---------- Dataset content ----------

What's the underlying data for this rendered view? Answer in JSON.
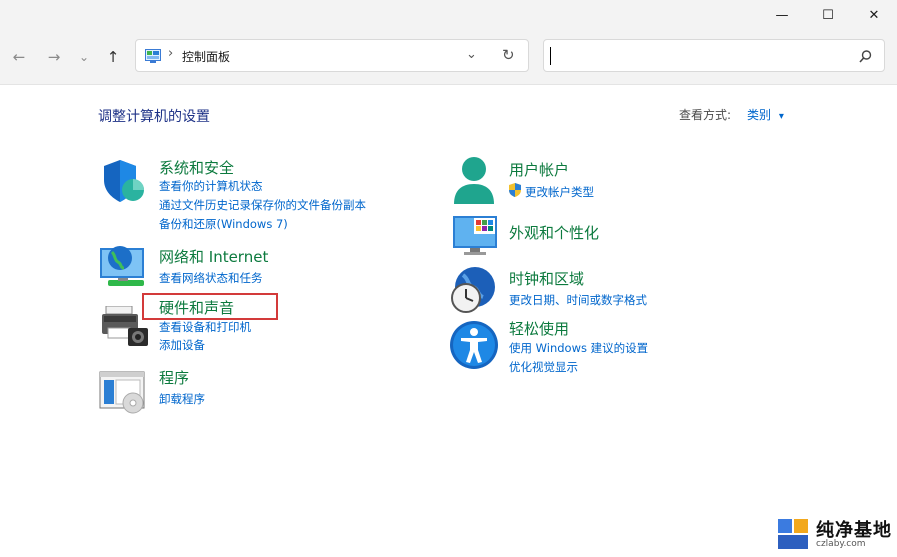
{
  "window": {
    "minimize": "—",
    "maximize": "☐",
    "close": "✕"
  },
  "nav": {
    "back": "←",
    "forward": "→",
    "recent": "⌄",
    "up": "↑",
    "breadcrumb_sep": "›",
    "breadcrumb": "控制面板",
    "dropdown": "⌄",
    "refresh": "↻",
    "search_value": ""
  },
  "main": {
    "title": "调整计算机的设置",
    "view_by_label": "查看方式:",
    "view_by_value": "类别",
    "view_by_arrow": "▾"
  },
  "categories": [
    {
      "title": "系统和安全",
      "links": [
        "查看你的计算机状态",
        "通过文件历史记录保存你的文件备份副本",
        "备份和还原(Windows 7)"
      ]
    },
    {
      "title": "网络和 Internet",
      "links": [
        "查看网络状态和任务"
      ]
    },
    {
      "title": "硬件和声音",
      "links": [
        "查看设备和打印机",
        "添加设备"
      ]
    },
    {
      "title": "程序",
      "links": [
        "卸载程序"
      ]
    },
    {
      "title": "用户帐户",
      "links": [
        "更改帐户类型"
      ]
    },
    {
      "title": "外观和个性化",
      "links": []
    },
    {
      "title": "时钟和区域",
      "links": [
        "更改日期、时间或数字格式"
      ]
    },
    {
      "title": "轻松使用",
      "links": [
        "使用 Windows 建议的设置",
        "优化视觉显示"
      ]
    }
  ],
  "watermark": {
    "text": "纯净基地",
    "sub": "czlaby.com"
  },
  "colors": {
    "category_title": "#0c7a3e",
    "link": "#0066cc",
    "heading": "#1e3287",
    "highlight_box": "#d33a3a",
    "chrome": "#f3f3f3"
  }
}
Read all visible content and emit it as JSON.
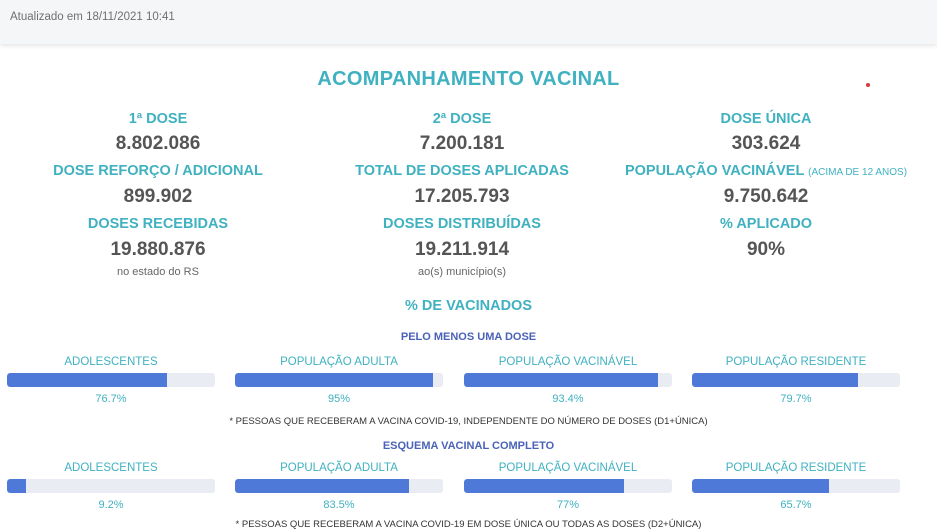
{
  "header": {
    "updated": "Atualizado em 18/11/2021 10:41"
  },
  "title": "ACOMPANHAMENTO VACINAL",
  "stats": [
    {
      "label": "1ª DOSE",
      "value": "8.802.086"
    },
    {
      "label": "2ª DOSE",
      "value": "7.200.181"
    },
    {
      "label": "DOSE ÚNICA",
      "value": "303.624"
    },
    {
      "label": "DOSE REFORÇO / ADICIONAL",
      "value": "899.902"
    },
    {
      "label": "TOTAL DE DOSES APLICADAS",
      "value": "17.205.793"
    },
    {
      "label": "POPULAÇÃO VACINÁVEL",
      "label_small": "(ACIMA DE 12 ANOS)",
      "value": "9.750.642"
    },
    {
      "label": "DOSES RECEBIDAS",
      "value": "19.880.876",
      "note": "no estado do RS"
    },
    {
      "label": "DOSES DISTRIBUÍDAS",
      "value": "19.211.914",
      "note": "ao(s) município(s)"
    },
    {
      "label": "% APLICADO",
      "value": "90%"
    }
  ],
  "vaccinated": {
    "title": "% DE VACINADOS",
    "at_least_one": {
      "title": "PELO MENOS UMA DOSE",
      "bars": [
        {
          "label": "ADOLESCENTES",
          "pct": 76.7,
          "pct_label": "76.7%"
        },
        {
          "label": "POPULAÇÃO ADULTA",
          "pct": 95,
          "pct_label": "95%"
        },
        {
          "label": "POPULAÇÃO VACINÁVEL",
          "pct": 93.4,
          "pct_label": "93.4%"
        },
        {
          "label": "POPULAÇÃO RESIDENTE",
          "pct": 79.7,
          "pct_label": "79.7%"
        }
      ],
      "footnote": "* PESSOAS QUE RECEBERAM A VACINA COVID-19, INDEPENDENTE DO NÚMERO DE DOSES (D1+ÚNICA)"
    },
    "complete": {
      "title": "ESQUEMA VACINAL COMPLETO",
      "bars": [
        {
          "label": "ADOLESCENTES",
          "pct": 9.2,
          "pct_label": "9.2%"
        },
        {
          "label": "POPULAÇÃO ADULTA",
          "pct": 83.5,
          "pct_label": "83.5%"
        },
        {
          "label": "POPULAÇÃO VACINÁVEL",
          "pct": 77,
          "pct_label": "77%"
        },
        {
          "label": "POPULAÇÃO RESIDENTE",
          "pct": 65.7,
          "pct_label": "65.7%"
        }
      ],
      "footnote": "* PESSOAS QUE RECEBERAM A VACINA COVID-19 EM DOSE ÚNICA OU TODAS AS DOSES (D2+ÚNICA)"
    }
  },
  "colors": {
    "accent": "#3fb1c0",
    "bar": "#4f79d8",
    "track": "#e9ecf2",
    "subtitle": "#4a62b8"
  }
}
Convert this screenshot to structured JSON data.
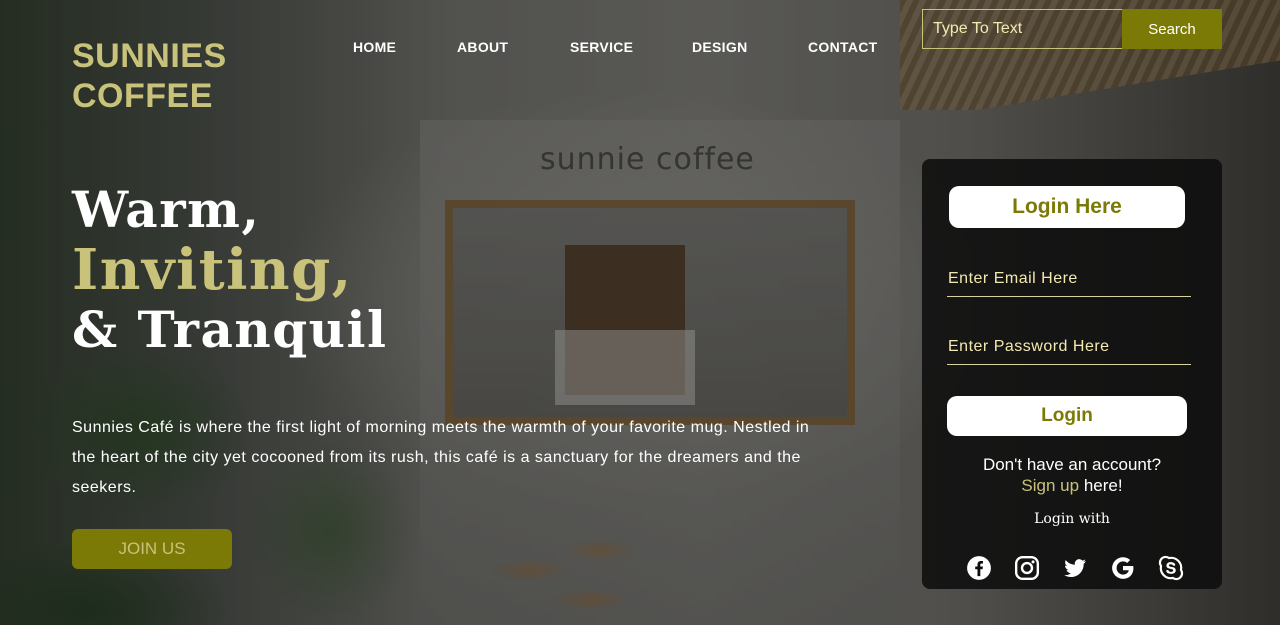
{
  "brand": {
    "line1": "SUNNIES",
    "line2": "COFFEE"
  },
  "nav": {
    "items": [
      {
        "label": "HOME"
      },
      {
        "label": "ABOUT"
      },
      {
        "label": "SERVICE"
      },
      {
        "label": "DESIGN"
      },
      {
        "label": "CONTACT"
      }
    ]
  },
  "search": {
    "placeholder": "Type To Text",
    "button_label": "Search"
  },
  "hero": {
    "line1": "Warm,",
    "line2": "Inviting,",
    "line3": "& Tranquil",
    "paragraph": "Sunnies Café is where the first light of morning meets the warmth of your favorite mug. Nestled in the heart of the city yet cocooned from its rush, this café is a sanctuary for the dreamers and the seekers.",
    "join_label": "JOIN US"
  },
  "background_sign": "sunnie coffee",
  "login": {
    "title": "Login Here",
    "email_placeholder": "Enter Email Here",
    "password_placeholder": "Enter Password Here",
    "button_label": "Login",
    "no_account_text": "Don't have an account?",
    "signup_link": "Sign up",
    "signup_suffix": " here!",
    "login_with": "Login with",
    "social_icons": [
      "facebook-icon",
      "instagram-icon",
      "twitter-icon",
      "google-icon",
      "skype-icon"
    ]
  },
  "colors": {
    "accent": "#c9c27a",
    "button_olive": "#7b7a06",
    "panel_bg": "#0e0e0e"
  }
}
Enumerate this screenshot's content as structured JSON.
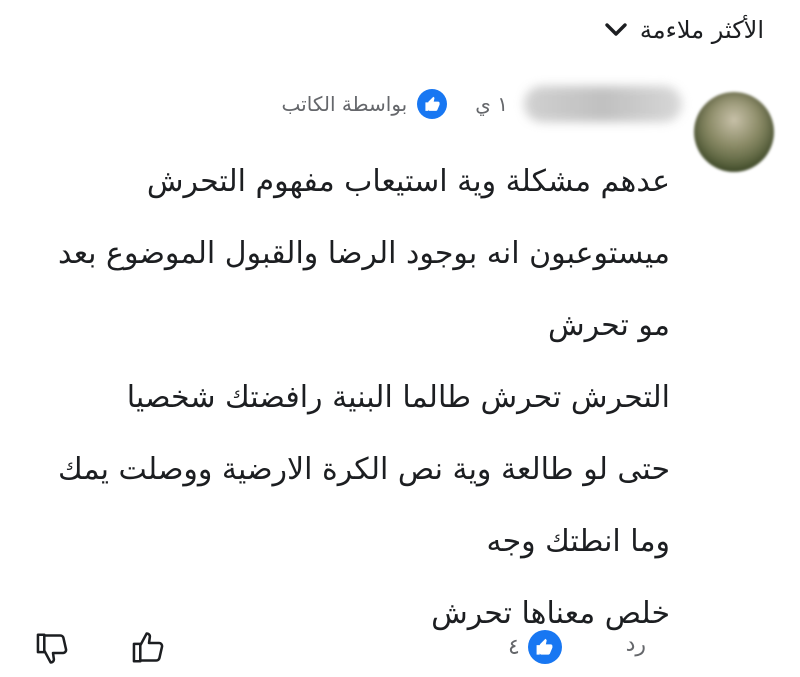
{
  "sort": {
    "label": "الأكثر ملاءمة"
  },
  "comment": {
    "time": "١ ي",
    "author_tag": "بواسطة الكاتب",
    "lines": [
      "عدهم مشكلة وية استيعاب مفهوم التحرش",
      "ميستوعبون انه بوجود الرضا والقبول الموضوع بعد",
      "مو تحرش",
      "التحرش تحرش طالما البنية رافضتك شخصيا",
      "حتى لو طالعة وية نص الكرة الارضية ووصلت يمك",
      "وما انطتك وجه",
      "خلص معناها تحرش"
    ]
  },
  "footer": {
    "reply_label": "رد",
    "reaction_count": "٤"
  },
  "colors": {
    "brand_blue": "#1877f2",
    "secondary_text": "#65676b",
    "primary_text": "#1c1e21"
  }
}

----------

● **Your goal**: For each line of the listing that holds the word "structured", show that line.

● **Worked solution**:
Convert this screenshot to structured JSON data.
Enumerate this screenshot's content as structured JSON.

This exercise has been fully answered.